--- Start of EXERCISE INPUT ---

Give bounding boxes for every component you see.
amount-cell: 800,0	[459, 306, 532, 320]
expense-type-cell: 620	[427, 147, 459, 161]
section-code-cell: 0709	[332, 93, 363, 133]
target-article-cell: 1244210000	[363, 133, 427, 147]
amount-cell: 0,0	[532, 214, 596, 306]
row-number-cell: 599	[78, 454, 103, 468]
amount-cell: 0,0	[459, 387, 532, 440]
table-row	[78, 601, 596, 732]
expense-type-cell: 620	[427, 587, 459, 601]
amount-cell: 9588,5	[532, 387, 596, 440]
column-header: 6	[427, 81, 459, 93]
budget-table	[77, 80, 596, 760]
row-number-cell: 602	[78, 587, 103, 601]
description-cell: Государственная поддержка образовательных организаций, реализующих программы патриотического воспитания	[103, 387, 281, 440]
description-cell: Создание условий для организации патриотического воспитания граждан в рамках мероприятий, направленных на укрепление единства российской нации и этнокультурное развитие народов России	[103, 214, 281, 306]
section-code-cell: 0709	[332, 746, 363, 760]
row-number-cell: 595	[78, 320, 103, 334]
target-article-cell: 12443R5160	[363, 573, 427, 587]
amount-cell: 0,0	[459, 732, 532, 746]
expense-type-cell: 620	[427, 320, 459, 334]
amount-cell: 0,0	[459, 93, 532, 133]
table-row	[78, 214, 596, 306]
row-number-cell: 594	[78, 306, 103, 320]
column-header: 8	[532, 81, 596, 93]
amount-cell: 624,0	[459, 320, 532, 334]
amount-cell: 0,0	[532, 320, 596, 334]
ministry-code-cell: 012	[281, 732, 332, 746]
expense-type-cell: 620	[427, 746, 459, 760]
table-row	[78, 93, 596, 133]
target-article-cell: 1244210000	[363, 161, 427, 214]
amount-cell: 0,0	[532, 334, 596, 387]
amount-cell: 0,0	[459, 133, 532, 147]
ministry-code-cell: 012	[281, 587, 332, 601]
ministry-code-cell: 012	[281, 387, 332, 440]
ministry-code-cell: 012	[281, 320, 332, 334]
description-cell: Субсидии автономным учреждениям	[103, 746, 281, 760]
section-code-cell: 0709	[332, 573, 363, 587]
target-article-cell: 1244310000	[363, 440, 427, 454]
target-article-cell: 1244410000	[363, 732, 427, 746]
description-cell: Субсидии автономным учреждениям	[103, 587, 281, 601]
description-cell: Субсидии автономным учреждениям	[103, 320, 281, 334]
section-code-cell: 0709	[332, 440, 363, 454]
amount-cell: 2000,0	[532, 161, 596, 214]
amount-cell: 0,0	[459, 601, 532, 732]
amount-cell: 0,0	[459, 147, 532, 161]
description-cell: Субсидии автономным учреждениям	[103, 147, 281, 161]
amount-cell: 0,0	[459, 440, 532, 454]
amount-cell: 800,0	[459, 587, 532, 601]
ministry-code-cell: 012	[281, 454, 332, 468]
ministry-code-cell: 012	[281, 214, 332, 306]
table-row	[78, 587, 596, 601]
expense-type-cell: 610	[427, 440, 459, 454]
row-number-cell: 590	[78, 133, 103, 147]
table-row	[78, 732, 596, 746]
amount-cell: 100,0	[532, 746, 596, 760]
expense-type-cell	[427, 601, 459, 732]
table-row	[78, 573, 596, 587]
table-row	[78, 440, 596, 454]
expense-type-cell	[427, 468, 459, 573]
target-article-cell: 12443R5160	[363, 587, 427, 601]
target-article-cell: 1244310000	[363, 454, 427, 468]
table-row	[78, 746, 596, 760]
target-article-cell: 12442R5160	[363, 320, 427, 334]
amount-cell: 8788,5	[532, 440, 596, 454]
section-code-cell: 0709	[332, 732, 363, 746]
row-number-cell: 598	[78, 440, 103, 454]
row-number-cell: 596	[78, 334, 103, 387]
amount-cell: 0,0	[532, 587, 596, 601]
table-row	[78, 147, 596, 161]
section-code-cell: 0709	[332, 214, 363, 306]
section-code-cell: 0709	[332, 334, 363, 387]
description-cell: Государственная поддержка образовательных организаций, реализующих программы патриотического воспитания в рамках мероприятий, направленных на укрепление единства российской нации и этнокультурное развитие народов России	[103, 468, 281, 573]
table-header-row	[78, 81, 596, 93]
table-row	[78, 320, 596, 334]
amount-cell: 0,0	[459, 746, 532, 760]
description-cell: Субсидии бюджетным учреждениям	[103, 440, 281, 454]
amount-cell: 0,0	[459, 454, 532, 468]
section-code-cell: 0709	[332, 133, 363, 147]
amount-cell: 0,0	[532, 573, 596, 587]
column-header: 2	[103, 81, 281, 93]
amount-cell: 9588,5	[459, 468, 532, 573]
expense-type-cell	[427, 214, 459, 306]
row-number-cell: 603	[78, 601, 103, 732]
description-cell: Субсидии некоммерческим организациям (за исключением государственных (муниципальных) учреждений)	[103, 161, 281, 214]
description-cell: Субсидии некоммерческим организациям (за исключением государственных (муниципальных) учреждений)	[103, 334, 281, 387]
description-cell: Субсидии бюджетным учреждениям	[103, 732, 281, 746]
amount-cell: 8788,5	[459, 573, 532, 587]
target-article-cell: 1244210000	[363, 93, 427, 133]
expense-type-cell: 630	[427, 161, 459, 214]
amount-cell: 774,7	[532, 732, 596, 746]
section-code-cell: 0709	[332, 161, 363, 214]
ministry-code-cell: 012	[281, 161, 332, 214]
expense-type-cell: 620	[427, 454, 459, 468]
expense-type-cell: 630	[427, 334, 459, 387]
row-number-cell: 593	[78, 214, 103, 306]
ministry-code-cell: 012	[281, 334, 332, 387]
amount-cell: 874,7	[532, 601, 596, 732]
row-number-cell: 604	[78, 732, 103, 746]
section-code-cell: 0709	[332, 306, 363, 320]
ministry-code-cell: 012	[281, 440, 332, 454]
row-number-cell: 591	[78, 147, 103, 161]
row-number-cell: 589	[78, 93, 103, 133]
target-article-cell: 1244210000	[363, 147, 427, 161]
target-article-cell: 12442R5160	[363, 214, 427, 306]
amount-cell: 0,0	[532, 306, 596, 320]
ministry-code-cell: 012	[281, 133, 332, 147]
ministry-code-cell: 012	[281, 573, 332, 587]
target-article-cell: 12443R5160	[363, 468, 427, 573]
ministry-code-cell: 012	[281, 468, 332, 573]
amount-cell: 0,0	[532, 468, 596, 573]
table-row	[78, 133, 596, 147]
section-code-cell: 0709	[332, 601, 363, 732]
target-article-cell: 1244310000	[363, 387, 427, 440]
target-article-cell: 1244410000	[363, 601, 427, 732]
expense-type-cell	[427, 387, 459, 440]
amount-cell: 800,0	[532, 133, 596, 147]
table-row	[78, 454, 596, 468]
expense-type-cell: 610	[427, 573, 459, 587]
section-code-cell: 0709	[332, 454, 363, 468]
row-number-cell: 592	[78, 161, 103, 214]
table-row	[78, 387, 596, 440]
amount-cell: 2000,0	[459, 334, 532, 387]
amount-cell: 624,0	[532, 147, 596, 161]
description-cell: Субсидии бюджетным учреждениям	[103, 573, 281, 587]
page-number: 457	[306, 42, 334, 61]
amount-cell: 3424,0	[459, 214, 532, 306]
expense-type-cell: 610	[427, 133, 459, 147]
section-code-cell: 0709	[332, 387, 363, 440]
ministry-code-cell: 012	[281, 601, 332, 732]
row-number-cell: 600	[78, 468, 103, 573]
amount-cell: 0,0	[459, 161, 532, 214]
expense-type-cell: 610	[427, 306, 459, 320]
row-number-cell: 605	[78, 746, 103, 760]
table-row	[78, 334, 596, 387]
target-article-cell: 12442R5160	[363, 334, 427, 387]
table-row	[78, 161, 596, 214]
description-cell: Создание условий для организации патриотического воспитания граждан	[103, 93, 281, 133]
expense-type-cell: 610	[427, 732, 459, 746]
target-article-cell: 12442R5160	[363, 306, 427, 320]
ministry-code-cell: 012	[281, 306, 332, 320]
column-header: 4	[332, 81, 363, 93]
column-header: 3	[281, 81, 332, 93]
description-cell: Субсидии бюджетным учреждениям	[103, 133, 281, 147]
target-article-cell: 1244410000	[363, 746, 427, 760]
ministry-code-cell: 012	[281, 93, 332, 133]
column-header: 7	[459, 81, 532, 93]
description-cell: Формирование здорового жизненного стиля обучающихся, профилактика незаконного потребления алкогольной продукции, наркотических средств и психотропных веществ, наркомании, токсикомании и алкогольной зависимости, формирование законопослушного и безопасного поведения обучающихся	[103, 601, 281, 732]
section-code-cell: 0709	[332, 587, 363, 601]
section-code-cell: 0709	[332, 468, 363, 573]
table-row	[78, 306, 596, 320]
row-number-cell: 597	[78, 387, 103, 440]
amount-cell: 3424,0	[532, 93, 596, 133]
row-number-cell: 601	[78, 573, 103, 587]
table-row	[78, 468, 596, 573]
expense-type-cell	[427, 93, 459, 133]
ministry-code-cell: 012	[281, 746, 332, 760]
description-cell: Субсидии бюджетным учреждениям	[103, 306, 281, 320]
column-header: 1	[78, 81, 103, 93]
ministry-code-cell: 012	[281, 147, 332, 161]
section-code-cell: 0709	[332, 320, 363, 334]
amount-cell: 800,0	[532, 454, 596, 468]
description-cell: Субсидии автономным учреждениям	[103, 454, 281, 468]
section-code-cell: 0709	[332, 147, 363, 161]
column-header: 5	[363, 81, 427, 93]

--- End of EXERCISE INPUT ---
--- Start of EXERCISE INPUT ---

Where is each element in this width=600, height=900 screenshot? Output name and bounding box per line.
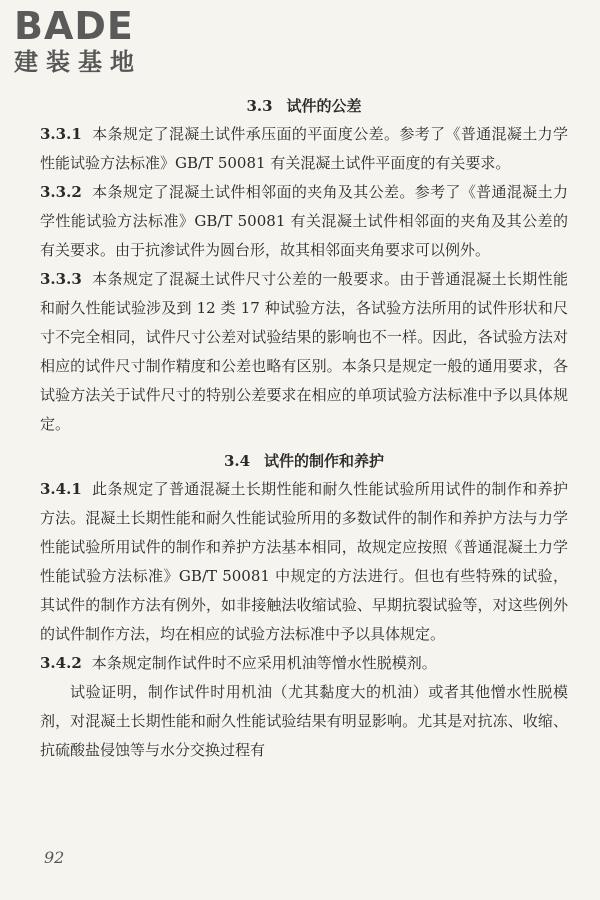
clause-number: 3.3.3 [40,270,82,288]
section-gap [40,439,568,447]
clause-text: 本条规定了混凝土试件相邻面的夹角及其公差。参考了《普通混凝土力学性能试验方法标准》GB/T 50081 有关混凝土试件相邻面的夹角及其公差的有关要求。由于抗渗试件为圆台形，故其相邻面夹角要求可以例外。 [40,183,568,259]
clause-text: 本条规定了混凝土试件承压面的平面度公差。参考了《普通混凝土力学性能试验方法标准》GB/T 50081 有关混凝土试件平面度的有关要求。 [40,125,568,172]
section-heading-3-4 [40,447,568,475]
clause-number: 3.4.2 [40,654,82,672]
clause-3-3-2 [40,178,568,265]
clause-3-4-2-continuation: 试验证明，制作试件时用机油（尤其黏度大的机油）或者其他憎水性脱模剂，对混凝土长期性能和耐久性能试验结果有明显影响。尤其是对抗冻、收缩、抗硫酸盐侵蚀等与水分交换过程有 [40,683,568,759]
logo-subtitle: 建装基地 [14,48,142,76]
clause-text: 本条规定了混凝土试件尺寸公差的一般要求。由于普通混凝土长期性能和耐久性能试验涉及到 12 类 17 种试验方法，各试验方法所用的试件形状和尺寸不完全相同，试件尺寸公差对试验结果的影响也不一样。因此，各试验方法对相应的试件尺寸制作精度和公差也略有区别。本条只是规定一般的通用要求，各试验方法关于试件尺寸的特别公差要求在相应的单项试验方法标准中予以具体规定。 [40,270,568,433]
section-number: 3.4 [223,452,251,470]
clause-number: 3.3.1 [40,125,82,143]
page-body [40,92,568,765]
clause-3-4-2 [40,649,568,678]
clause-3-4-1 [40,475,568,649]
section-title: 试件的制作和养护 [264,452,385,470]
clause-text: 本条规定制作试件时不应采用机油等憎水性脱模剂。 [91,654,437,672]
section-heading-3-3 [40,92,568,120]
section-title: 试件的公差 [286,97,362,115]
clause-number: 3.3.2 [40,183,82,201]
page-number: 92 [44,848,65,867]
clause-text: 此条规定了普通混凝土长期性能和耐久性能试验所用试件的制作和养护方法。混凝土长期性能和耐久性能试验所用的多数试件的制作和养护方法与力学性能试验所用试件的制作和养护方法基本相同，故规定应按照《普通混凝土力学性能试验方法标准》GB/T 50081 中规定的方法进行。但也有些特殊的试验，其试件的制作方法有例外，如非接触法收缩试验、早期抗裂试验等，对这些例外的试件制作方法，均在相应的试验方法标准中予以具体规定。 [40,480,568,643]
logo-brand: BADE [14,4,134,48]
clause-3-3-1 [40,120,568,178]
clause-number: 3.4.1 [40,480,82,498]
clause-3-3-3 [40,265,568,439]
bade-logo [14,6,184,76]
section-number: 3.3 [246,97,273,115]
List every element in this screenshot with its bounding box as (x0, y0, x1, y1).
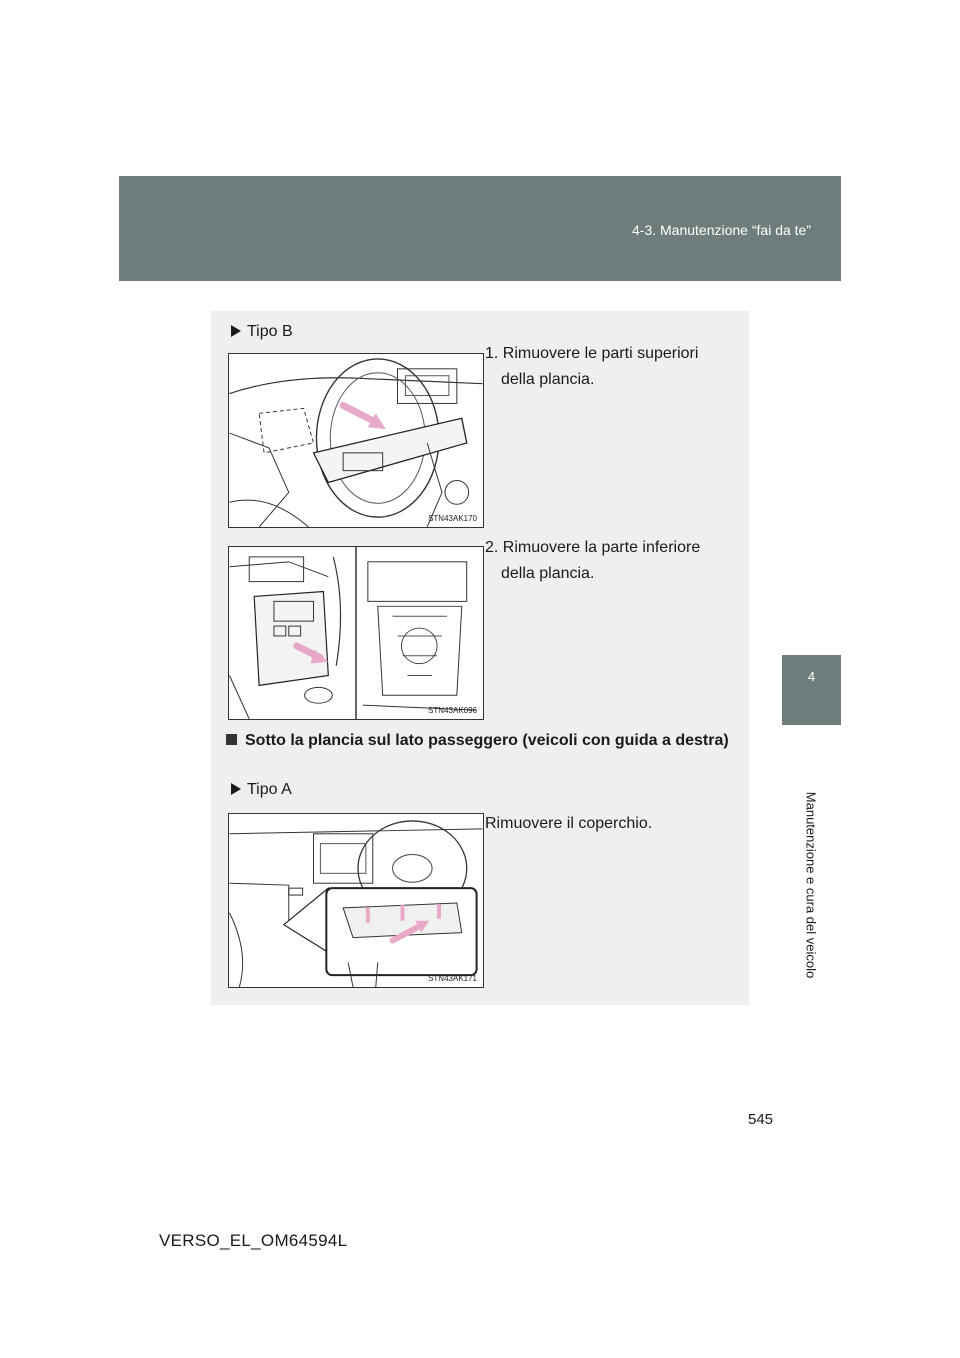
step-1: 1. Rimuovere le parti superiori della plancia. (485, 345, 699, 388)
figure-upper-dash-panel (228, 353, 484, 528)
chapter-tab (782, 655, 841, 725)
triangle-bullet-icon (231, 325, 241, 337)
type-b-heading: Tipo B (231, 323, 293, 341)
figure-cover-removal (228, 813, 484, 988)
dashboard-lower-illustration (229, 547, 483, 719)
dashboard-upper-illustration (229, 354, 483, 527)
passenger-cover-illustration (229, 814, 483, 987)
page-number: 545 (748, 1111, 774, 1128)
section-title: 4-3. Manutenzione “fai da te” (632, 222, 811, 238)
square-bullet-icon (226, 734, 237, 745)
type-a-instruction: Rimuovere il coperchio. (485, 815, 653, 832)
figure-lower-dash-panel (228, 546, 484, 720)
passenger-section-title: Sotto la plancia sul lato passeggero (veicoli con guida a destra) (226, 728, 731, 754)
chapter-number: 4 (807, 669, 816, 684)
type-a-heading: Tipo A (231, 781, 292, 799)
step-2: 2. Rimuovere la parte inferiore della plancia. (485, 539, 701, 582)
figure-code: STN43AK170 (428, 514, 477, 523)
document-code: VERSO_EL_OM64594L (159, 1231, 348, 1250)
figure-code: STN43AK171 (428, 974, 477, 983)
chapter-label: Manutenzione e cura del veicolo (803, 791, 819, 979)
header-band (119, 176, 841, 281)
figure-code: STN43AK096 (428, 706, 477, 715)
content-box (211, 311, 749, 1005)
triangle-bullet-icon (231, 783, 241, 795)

--- End of EXERCISE INPUT ---

GOAL: Copy the records lines word for word, beginning with the line that contains "step-1: 1. Rimuovere" and ending with the line that contains "figure-cover-removal (228, 813, 484, 988)".

EXERCISE ANSWER:
step-1: 1. Rimuovere le parti superiori della plancia. (485, 345, 699, 388)
figure-upper-dash-panel (228, 353, 484, 528)
chapter-tab (782, 655, 841, 725)
triangle-bullet-icon (231, 325, 241, 337)
type-b-heading: Tipo B (231, 323, 293, 341)
figure-cover-removal (228, 813, 484, 988)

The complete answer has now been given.